DIRECTIONS FOR THIS TASK » Collect from the data below each line with "cannot".

(Dataset items)
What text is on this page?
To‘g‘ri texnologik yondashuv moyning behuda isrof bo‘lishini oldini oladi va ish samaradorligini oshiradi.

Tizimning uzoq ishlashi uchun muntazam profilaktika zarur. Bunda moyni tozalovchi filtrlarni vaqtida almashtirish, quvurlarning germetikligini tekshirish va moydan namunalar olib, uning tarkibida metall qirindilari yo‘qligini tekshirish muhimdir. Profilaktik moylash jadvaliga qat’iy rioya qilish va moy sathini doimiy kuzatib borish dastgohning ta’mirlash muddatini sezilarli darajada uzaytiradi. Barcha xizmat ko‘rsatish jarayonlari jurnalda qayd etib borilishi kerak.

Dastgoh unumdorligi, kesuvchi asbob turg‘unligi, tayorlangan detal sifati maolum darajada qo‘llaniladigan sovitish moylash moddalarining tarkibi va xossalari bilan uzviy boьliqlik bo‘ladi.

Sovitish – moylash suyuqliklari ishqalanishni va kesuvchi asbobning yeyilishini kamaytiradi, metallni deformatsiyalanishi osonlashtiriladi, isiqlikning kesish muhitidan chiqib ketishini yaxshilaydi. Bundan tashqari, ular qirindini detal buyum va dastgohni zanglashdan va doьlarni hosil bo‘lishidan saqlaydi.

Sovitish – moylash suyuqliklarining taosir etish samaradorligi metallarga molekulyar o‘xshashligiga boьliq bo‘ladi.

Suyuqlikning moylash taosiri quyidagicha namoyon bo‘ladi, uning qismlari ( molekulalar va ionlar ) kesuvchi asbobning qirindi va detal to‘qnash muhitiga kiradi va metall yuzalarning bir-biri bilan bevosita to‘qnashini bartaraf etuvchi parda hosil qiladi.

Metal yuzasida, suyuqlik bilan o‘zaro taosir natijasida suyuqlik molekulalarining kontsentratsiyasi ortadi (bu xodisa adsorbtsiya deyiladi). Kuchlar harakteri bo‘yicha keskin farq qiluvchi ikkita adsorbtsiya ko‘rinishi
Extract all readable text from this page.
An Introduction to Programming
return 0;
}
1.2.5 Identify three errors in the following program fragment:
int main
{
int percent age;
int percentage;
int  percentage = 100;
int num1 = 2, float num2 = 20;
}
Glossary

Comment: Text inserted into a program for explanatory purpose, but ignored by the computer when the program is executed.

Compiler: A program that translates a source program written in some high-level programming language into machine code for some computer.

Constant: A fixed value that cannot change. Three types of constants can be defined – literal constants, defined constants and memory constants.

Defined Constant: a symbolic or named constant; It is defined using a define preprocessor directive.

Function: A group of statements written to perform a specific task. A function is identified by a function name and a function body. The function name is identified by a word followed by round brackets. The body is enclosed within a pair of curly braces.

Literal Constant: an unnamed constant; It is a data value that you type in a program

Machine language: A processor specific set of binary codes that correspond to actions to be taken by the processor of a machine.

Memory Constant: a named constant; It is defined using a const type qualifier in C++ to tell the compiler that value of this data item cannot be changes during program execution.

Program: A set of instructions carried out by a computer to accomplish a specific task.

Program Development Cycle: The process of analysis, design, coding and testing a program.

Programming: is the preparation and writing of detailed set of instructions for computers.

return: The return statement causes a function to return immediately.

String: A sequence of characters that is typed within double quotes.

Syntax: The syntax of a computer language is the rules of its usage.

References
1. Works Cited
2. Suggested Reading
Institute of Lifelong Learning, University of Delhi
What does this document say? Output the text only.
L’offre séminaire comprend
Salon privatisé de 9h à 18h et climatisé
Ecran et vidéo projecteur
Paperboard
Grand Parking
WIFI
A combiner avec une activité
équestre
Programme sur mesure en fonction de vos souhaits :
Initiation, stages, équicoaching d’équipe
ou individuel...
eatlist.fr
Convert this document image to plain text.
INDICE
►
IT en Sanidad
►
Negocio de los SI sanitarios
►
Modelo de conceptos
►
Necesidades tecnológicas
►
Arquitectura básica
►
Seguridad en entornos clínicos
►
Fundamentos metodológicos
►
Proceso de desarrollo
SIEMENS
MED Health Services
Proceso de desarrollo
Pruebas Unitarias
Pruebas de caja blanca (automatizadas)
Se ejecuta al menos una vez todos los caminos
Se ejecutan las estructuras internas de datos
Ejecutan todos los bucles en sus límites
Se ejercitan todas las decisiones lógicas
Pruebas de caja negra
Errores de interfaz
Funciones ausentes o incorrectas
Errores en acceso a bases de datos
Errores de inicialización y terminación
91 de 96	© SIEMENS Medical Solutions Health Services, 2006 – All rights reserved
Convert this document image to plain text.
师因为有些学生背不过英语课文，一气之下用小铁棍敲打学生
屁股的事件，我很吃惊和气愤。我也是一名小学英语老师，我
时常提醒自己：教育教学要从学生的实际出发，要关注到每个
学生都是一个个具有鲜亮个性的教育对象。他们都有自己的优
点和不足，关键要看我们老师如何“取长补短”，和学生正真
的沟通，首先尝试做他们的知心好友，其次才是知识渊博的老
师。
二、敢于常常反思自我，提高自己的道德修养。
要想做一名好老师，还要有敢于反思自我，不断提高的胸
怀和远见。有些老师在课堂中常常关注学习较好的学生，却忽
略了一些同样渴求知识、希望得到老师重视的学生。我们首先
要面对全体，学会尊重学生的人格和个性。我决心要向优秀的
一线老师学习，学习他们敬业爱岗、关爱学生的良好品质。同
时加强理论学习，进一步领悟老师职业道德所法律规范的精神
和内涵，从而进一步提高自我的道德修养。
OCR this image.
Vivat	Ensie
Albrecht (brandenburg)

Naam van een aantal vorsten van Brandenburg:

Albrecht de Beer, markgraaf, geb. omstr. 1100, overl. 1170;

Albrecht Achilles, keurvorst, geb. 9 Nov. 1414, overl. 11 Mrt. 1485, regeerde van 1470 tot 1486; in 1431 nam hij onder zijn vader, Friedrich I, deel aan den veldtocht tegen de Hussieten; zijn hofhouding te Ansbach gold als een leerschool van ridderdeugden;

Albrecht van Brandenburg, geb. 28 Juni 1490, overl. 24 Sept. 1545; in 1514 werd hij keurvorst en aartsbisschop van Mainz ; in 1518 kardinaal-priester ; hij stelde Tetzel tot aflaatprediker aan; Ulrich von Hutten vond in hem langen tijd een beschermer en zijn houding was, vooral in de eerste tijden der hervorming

ANSWER »
Constant: A fixed value that cannot change. Three types of constants can be defined – literal constants, defined constants and memory constants.
Memory Constant: a named constant; It is defined using a const type qualifier in C++ to tell the compiler that value of this data item cannot be changes during program execution.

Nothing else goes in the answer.